Exercise prompt >> Each line of the listing that contains the word "JSON" is to be copied.

Records provided >>
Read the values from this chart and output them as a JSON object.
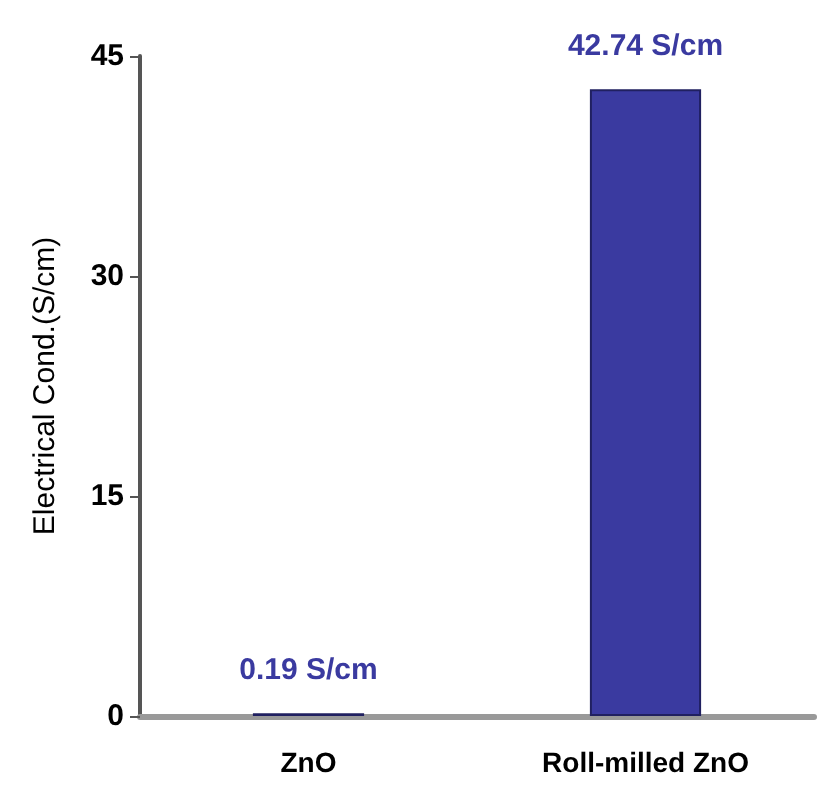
{
  "chart_data": {
    "type": "bar",
    "ylabel": "Electrical Cond.(S/cm)",
    "categories": [
      "ZnO",
      "Roll-milled ZnO"
    ],
    "values": [
      0.19,
      42.74
    ],
    "value_labels": [
      "0.19 S/cm",
      "42.74 S/cm"
    ],
    "color": "#3a3aa0",
    "ylim": [
      0,
      45
    ],
    "yticks": [
      0,
      15,
      30,
      45
    ],
    "grid": false
  }
}
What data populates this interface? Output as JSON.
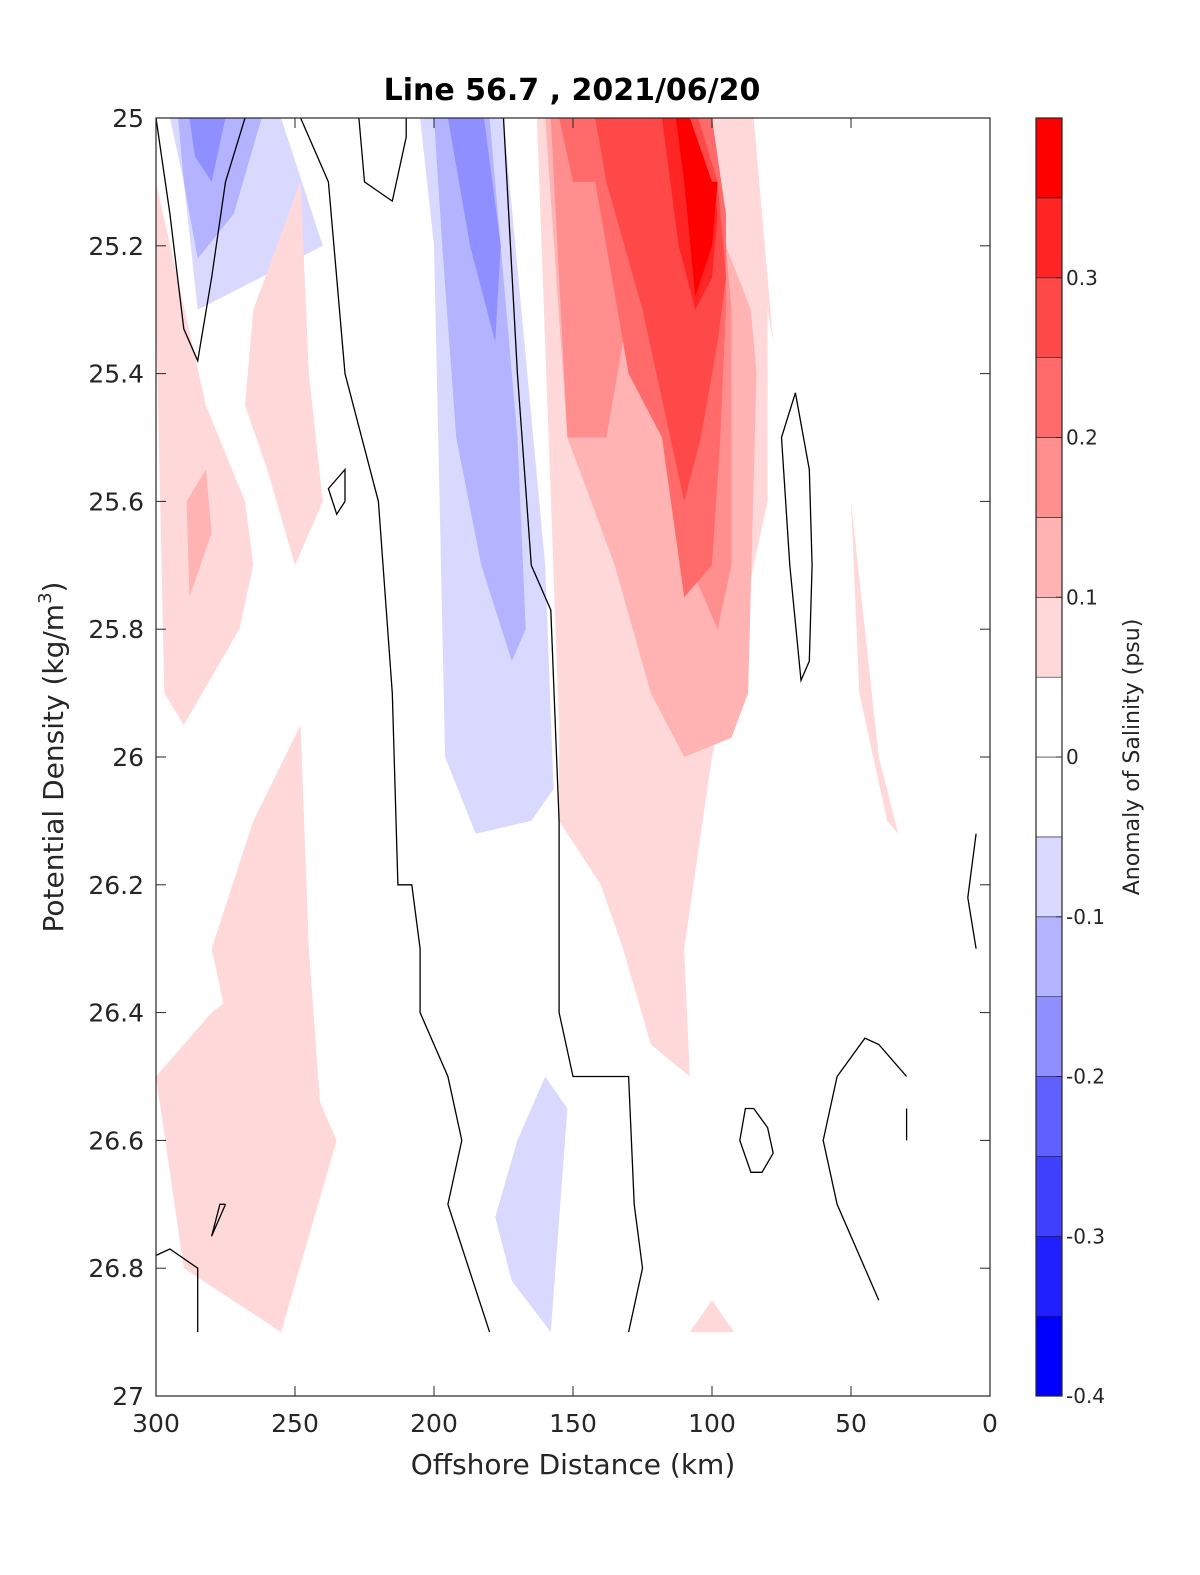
{
  "chart_data": {
    "type": "heatmap",
    "subtype": "filled-contour",
    "title": "Line 56.7 , 2021/06/20",
    "xlabel": "Offshore Distance (km)",
    "ylabel_main": "Potential Density (kg/m",
    "ylabel_sup": "3",
    "ylabel_close": ")",
    "x_reversed": true,
    "y_reversed": true,
    "xlim": [
      0,
      300
    ],
    "ylim": [
      25,
      27
    ],
    "xticks": [
      300,
      250,
      200,
      150,
      100,
      50,
      0
    ],
    "yticks": [
      25,
      25.2,
      25.4,
      25.6,
      25.8,
      26,
      26.2,
      26.4,
      26.6,
      26.8,
      27
    ],
    "colorbar": {
      "label": "Anomaly of Salinity (psu)",
      "range": [
        -0.4,
        0.4
      ],
      "ticks": [
        -0.4,
        -0.3,
        -0.2,
        -0.1,
        0,
        0.1,
        0.2,
        0.3
      ],
      "tick_labels": [
        "-0.4",
        "-0.3",
        "-0.2",
        "-0.1",
        "0",
        "0.1",
        "0.2",
        "0.3"
      ],
      "levels": [
        {
          "from": -0.4,
          "to": -0.35,
          "color": "#0000ff"
        },
        {
          "from": -0.35,
          "to": -0.3,
          "color": "#2020ff"
        },
        {
          "from": -0.3,
          "to": -0.25,
          "color": "#4040ff"
        },
        {
          "from": -0.25,
          "to": -0.2,
          "color": "#6060ff"
        },
        {
          "from": -0.2,
          "to": -0.15,
          "color": "#8f8fff"
        },
        {
          "from": -0.15,
          "to": -0.1,
          "color": "#b3b3ff"
        },
        {
          "from": -0.1,
          "to": -0.05,
          "color": "#d9d9ff"
        },
        {
          "from": -0.05,
          "to": 0,
          "color": "#ffffff"
        },
        {
          "from": 0,
          "to": 0.05,
          "color": "#ffffff"
        },
        {
          "from": 0.05,
          "to": 0.1,
          "color": "#ffd9d9"
        },
        {
          "from": 0.1,
          "to": 0.15,
          "color": "#ffb3b3"
        },
        {
          "from": 0.15,
          "to": 0.2,
          "color": "#ff8f8f"
        },
        {
          "from": 0.2,
          "to": 0.25,
          "color": "#ff6a6a"
        },
        {
          "from": 0.25,
          "to": 0.3,
          "color": "#ff4848"
        },
        {
          "from": 0.3,
          "to": 0.35,
          "color": "#ff2525"
        },
        {
          "from": 0.35,
          "to": 0.4,
          "color": "#ff0000"
        }
      ]
    },
    "filled_regions": [
      {
        "level": -0.1,
        "color": "#d9d9ff",
        "points": [
          [
            295,
            25
          ],
          [
            255,
            25
          ],
          [
            240,
            25.2
          ],
          [
            285,
            25.3
          ],
          [
            290,
            25.1
          ]
        ]
      },
      {
        "level": -0.15,
        "color": "#b3b3ff",
        "points": [
          [
            292,
            25
          ],
          [
            262,
            25
          ],
          [
            272,
            25.15
          ],
          [
            285,
            25.22
          ],
          [
            290,
            25.1
          ]
        ]
      },
      {
        "level": -0.2,
        "color": "#8f8fff",
        "points": [
          [
            288,
            25
          ],
          [
            275,
            25
          ],
          [
            280,
            25.1
          ],
          [
            286,
            25.06
          ]
        ]
      },
      {
        "level": -0.1,
        "color": "#d9d9ff",
        "points": [
          [
            205,
            25
          ],
          [
            175,
            25
          ],
          [
            160,
            25.7
          ],
          [
            157,
            26.05
          ],
          [
            165,
            26.1
          ],
          [
            185,
            26.12
          ],
          [
            196,
            26
          ],
          [
            198,
            25.6
          ],
          [
            200,
            25.2
          ]
        ]
      },
      {
        "level": -0.15,
        "color": "#b3b3ff",
        "points": [
          [
            200,
            25
          ],
          [
            180,
            25
          ],
          [
            170,
            25.5
          ],
          [
            167,
            25.8
          ],
          [
            172,
            25.85
          ],
          [
            183,
            25.7
          ],
          [
            192,
            25.5
          ],
          [
            197,
            25.2
          ]
        ]
      },
      {
        "level": -0.2,
        "color": "#8f8fff",
        "points": [
          [
            195,
            25
          ],
          [
            182,
            25
          ],
          [
            176,
            25.2
          ],
          [
            178,
            25.35
          ],
          [
            187,
            25.2
          ]
        ]
      },
      {
        "level": -0.1,
        "color": "#d9d9ff",
        "points": [
          [
            170,
            26.6
          ],
          [
            160,
            26.5
          ],
          [
            152,
            26.55
          ],
          [
            158,
            26.9
          ],
          [
            172,
            26.82
          ],
          [
            178,
            26.72
          ]
        ]
      },
      {
        "level": 0.1,
        "color": "#ffd9d9",
        "points": [
          [
            163,
            25
          ],
          [
            155,
            25.95
          ],
          [
            155,
            26.1
          ],
          [
            140,
            26.2
          ],
          [
            132,
            26.3
          ],
          [
            122,
            26.45
          ],
          [
            108,
            26.5
          ],
          [
            110,
            26.3
          ],
          [
            100,
            26
          ],
          [
            80,
            25.6
          ],
          [
            80,
            25.3
          ],
          [
            78,
            25.35
          ],
          [
            85,
            25
          ],
          [
            163,
            25
          ]
        ]
      },
      {
        "level": 0.15,
        "color": "#ffb3b3",
        "points": [
          [
            160,
            25
          ],
          [
            152,
            25.5
          ],
          [
            135,
            25.7
          ],
          [
            122,
            25.9
          ],
          [
            110,
            26
          ],
          [
            93,
            25.97
          ],
          [
            87,
            25.9
          ],
          [
            84,
            25.4
          ],
          [
            86,
            25.3
          ],
          [
            95,
            25.2
          ],
          [
            100,
            25
          ],
          [
            160,
            25
          ]
        ]
      },
      {
        "level": 0.2,
        "color": "#ff8f8f",
        "points": [
          [
            158,
            25
          ],
          [
            152,
            25.5
          ],
          [
            138,
            25.5
          ],
          [
            130,
            25.3
          ],
          [
            115,
            25.5
          ],
          [
            108,
            25.7
          ],
          [
            98,
            25.8
          ],
          [
            93,
            25.7
          ],
          [
            93,
            25.3
          ],
          [
            95,
            25.2
          ],
          [
            105,
            25
          ],
          [
            158,
            25
          ]
        ]
      },
      {
        "level": 0.25,
        "color": "#ff6a6a",
        "points": [
          [
            155,
            25
          ],
          [
            150,
            25.1
          ],
          [
            142,
            25.1
          ],
          [
            130,
            25.4
          ],
          [
            118,
            25.5
          ],
          [
            110,
            25.75
          ],
          [
            100,
            25.7
          ],
          [
            97,
            25.5
          ],
          [
            95,
            25.3
          ],
          [
            95,
            25.15
          ],
          [
            100,
            25
          ],
          [
            155,
            25
          ]
        ]
      },
      {
        "level": 0.3,
        "color": "#ff4848",
        "points": [
          [
            142,
            25
          ],
          [
            138,
            25.1
          ],
          [
            125,
            25.3
          ],
          [
            110,
            25.6
          ],
          [
            104,
            25.5
          ],
          [
            98,
            25.35
          ],
          [
            95,
            25.25
          ],
          [
            98,
            25.1
          ],
          [
            105,
            25
          ],
          [
            142,
            25
          ]
        ]
      },
      {
        "level": 0.35,
        "color": "#ff2525",
        "points": [
          [
            118,
            25
          ],
          [
            112,
            25.2
          ],
          [
            106,
            25.3
          ],
          [
            100,
            25.25
          ],
          [
            98,
            25.15
          ],
          [
            100,
            25.1
          ],
          [
            108,
            25
          ],
          [
            118,
            25
          ]
        ]
      },
      {
        "level": 0.4,
        "color": "#ff0000",
        "points": [
          [
            113,
            25
          ],
          [
            110,
            25.1
          ],
          [
            106,
            25.28
          ],
          [
            100,
            25.2
          ],
          [
            98,
            25.1
          ],
          [
            100,
            25.1
          ],
          [
            108,
            25
          ]
        ]
      },
      {
        "level": 0.1,
        "color": "#ffd9d9",
        "points": [
          [
            300,
            25.1
          ],
          [
            282,
            25.45
          ],
          [
            268,
            25.6
          ],
          [
            265,
            25.7
          ],
          [
            270,
            25.8
          ],
          [
            290,
            25.95
          ],
          [
            297,
            25.9
          ],
          [
            300,
            25.3
          ]
        ]
      },
      {
        "level": 0.1,
        "color": "#ffd9d9",
        "points": [
          [
            265,
            25.3
          ],
          [
            248,
            25.1
          ],
          [
            245,
            25.4
          ],
          [
            240,
            25.6
          ],
          [
            250,
            25.7
          ],
          [
            260,
            25.55
          ],
          [
            268,
            25.45
          ]
        ]
      },
      {
        "level": 0.1,
        "color": "#ffd9d9",
        "points": [
          [
            248,
            25.95
          ],
          [
            245,
            26.3
          ],
          [
            240,
            26.6
          ],
          [
            250,
            26.75
          ],
          [
            270,
            26.5
          ],
          [
            280,
            26.3
          ],
          [
            265,
            26.1
          ]
        ]
      },
      {
        "level": 0.15,
        "color": "#ffb3b3",
        "points": [
          [
            289,
            25.6
          ],
          [
            288,
            25.75
          ],
          [
            280,
            25.65
          ],
          [
            282,
            25.55
          ]
        ]
      },
      {
        "level": 0.1,
        "color": "#ffd9d9",
        "points": [
          [
            300,
            26.5
          ],
          [
            290,
            26.8
          ],
          [
            255,
            26.9
          ],
          [
            235,
            26.6
          ],
          [
            250,
            26.45
          ],
          [
            265,
            26.35
          ],
          [
            280,
            26.4
          ]
        ]
      },
      {
        "level": 0.1,
        "color": "#ffd9d9",
        "points": [
          [
            50,
            25.6
          ],
          [
            45,
            25.8
          ],
          [
            40,
            26.0
          ],
          [
            33,
            26.12
          ],
          [
            37,
            26.1
          ],
          [
            47,
            25.9
          ]
        ]
      },
      {
        "level": 0.1,
        "color": "#ffd9d9",
        "points": [
          [
            108,
            26.9
          ],
          [
            92,
            26.9
          ],
          [
            100,
            26.85
          ]
        ]
      }
    ],
    "zero_contours": [
      {
        "points": [
          [
            300,
            25
          ],
          [
            295,
            25.15
          ],
          [
            290,
            25.33
          ],
          [
            285,
            25.38
          ],
          [
            280,
            25.25
          ],
          [
            275,
            25.1
          ],
          [
            268,
            25
          ]
        ]
      },
      {
        "points": [
          [
            248,
            25
          ],
          [
            238,
            25.1
          ],
          [
            232,
            25.4
          ],
          [
            220,
            25.6
          ],
          [
            215,
            25.9
          ],
          [
            213,
            26.2
          ],
          [
            208,
            26.2
          ],
          [
            205,
            26.3
          ],
          [
            205,
            26.4
          ],
          [
            195,
            26.5
          ],
          [
            190,
            26.6
          ],
          [
            195,
            26.7
          ],
          [
            180,
            26.9
          ]
        ]
      },
      {
        "points": [
          [
            227,
            25
          ],
          [
            225,
            25.1
          ],
          [
            215,
            25.13
          ],
          [
            210,
            25.03
          ],
          [
            210,
            25
          ]
        ]
      },
      {
        "points": [
          [
            175,
            25
          ],
          [
            170,
            25.4
          ],
          [
            165,
            25.7
          ],
          [
            158,
            25.77
          ],
          [
            155,
            26.1
          ],
          [
            155,
            26.4
          ],
          [
            150,
            26.5
          ],
          [
            130,
            26.5
          ],
          [
            128,
            26.7
          ],
          [
            125,
            26.8
          ],
          [
            130,
            26.9
          ]
        ]
      },
      {
        "points": [
          [
            232,
            25.6
          ],
          [
            235,
            25.62
          ],
          [
            238,
            25.58
          ],
          [
            232,
            25.55
          ],
          [
            232,
            25.6
          ]
        ]
      },
      {
        "points": [
          [
            70,
            25.43
          ],
          [
            65,
            25.55
          ],
          [
            64,
            25.7
          ],
          [
            65,
            25.85
          ],
          [
            68,
            25.88
          ],
          [
            72,
            25.7
          ],
          [
            75,
            25.5
          ],
          [
            70,
            25.43
          ]
        ]
      },
      {
        "points": [
          [
            5,
            26.12
          ],
          [
            8,
            26.22
          ],
          [
            5,
            26.3
          ]
        ]
      },
      {
        "points": [
          [
            85,
            26.55
          ],
          [
            80,
            26.58
          ],
          [
            78,
            26.62
          ],
          [
            82,
            26.65
          ],
          [
            86,
            26.65
          ],
          [
            90,
            26.6
          ],
          [
            88,
            26.55
          ],
          [
            85,
            26.55
          ]
        ]
      },
      {
        "points": [
          [
            30,
            26.5
          ],
          [
            40,
            26.45
          ],
          [
            45,
            26.44
          ],
          [
            55,
            26.5
          ],
          [
            60,
            26.6
          ],
          [
            55,
            26.7
          ],
          [
            40,
            26.85
          ]
        ]
      },
      {
        "points": [
          [
            30,
            26.55
          ],
          [
            30,
            26.6
          ]
        ]
      },
      {
        "points": [
          [
            300,
            26.78
          ],
          [
            295,
            26.77
          ],
          [
            285,
            26.8
          ],
          [
            285,
            26.9
          ]
        ]
      },
      {
        "points": [
          [
            275,
            26.7
          ],
          [
            280,
            26.75
          ],
          [
            277,
            26.7
          ],
          [
            275,
            26.7
          ]
        ]
      }
    ]
  }
}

Answer >>
Read the values from this chart and output them as a JSON object.
What data populates this interface? Output as JSON.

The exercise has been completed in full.